**TEXTO DE ORIGEM**
=======

RELIGIÃO,
COMUNICAÇÃO E VERDADE
EM TEMPOS DE REDES SOCIAIS
José
Aristides da Silva Gamito
INTRODUÇÃO
Na sociedade globalizada em tempo de
redes sociais, não se procura mais sentir o outro e compreender os fatos em
profundidade. As novas vivências são rápidas, acessíveis, padronizadas e
indolores. O amor se tornou algo simples numa sucessão de momentos rasos e
meramente agradáveis.[1]
A atual sociedade é chamada por
Byung Chul Han de “sociedade do cansaço”. Estamos diante de uma sociedade que
não tem paciência para ouvir. Não aceita mais introduções e aprofundamentos e
logo já rotulam os argumentos de “mi mi”. A comunidade da escuta está
diminuindo. Geralmente, em redes sociais as pessoas só discutem em grupos em que
há concordância de pensamento. A “mesmidade” diminui o espaço da alteridade. Em
outras palavras, a concentração demasiada em si mesmo diante de uma tela de
celular está suprimindo a alteridade.
Portanto, vamos relacionar o
problema da comunicação e da verdade nas redes sociais. Uma comunicação
caracterizada pelo excesso de informação e pela superficialidade de conteúdos. Na
qual a verdade é meramente censitária. Iremos confrontar as características da
sociedade digital com os fundamentos do cristianismo que criaram a sociedade
ocidental. Esses modelos convivem dentro de uma sociedade complexa.
A SOCIEDADE ANALISADA
POR BYUNG CHUL HAN
Byung
Chul Han é um filósofo coreano nascido em 1959. É um filósofo e teórico da
cultura e professor da Universidade de Artes de Berlim. Ele nasceu na Coreia, mas mudou-se para a
Alemanha para estudar Literatura Alemã, Filosofia e Teologia. Sua obra aborda
os problemas da sociedade contemporânea como capitalismo, trabalho e tecnologia.

=======

**MATERIAL**
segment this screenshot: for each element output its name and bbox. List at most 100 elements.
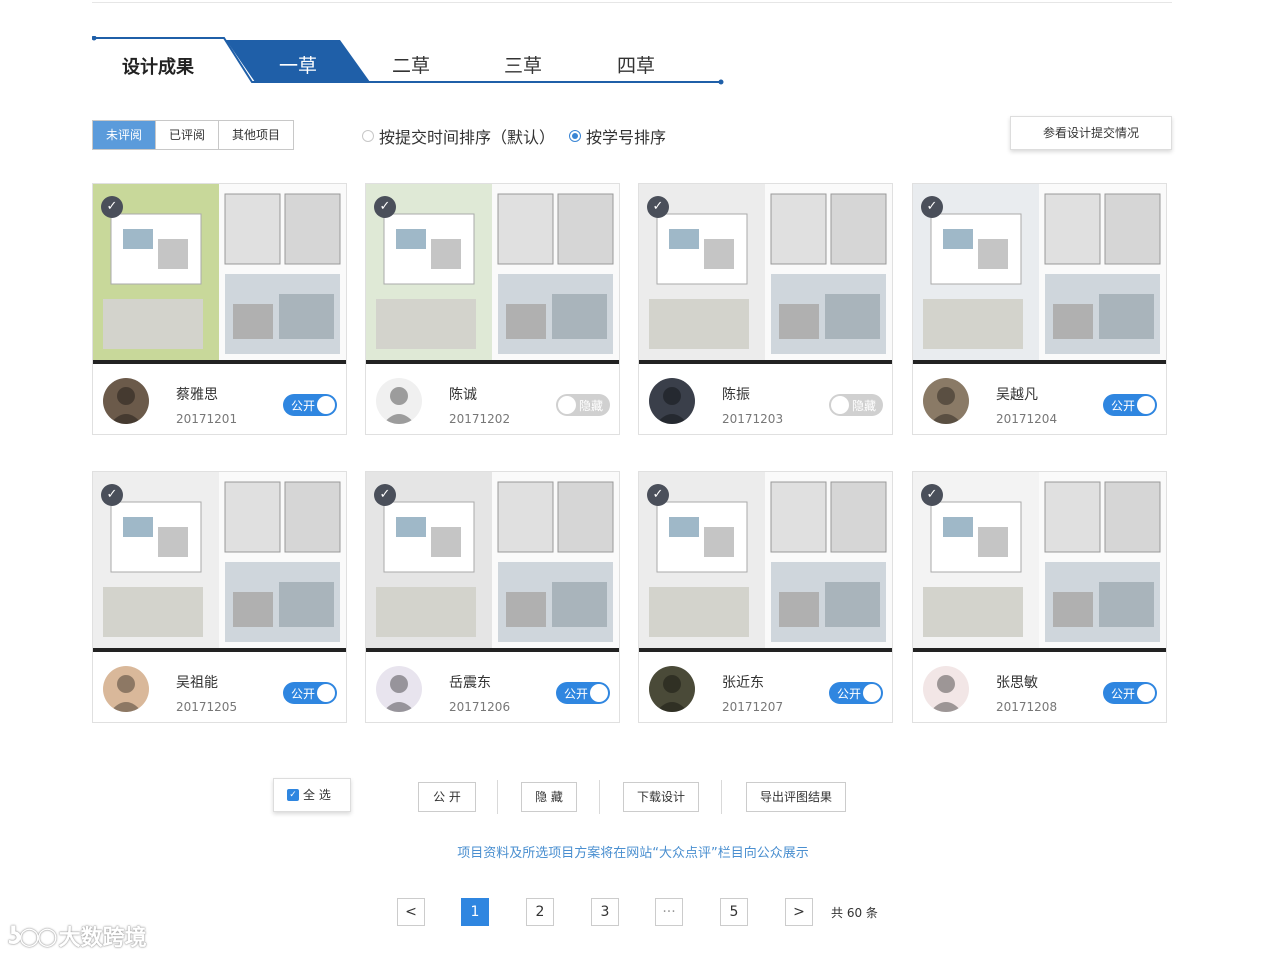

=======

**EXERCÍCIO PROPOSTO**
Segundo o texto sobre religião e redes sociais, em que universidade Byung Chul Han é professor? Por favor, baseie-se somente no texto.

**RESPOSTA DA TAREFA**
Na Universidade de Artes de Berlim.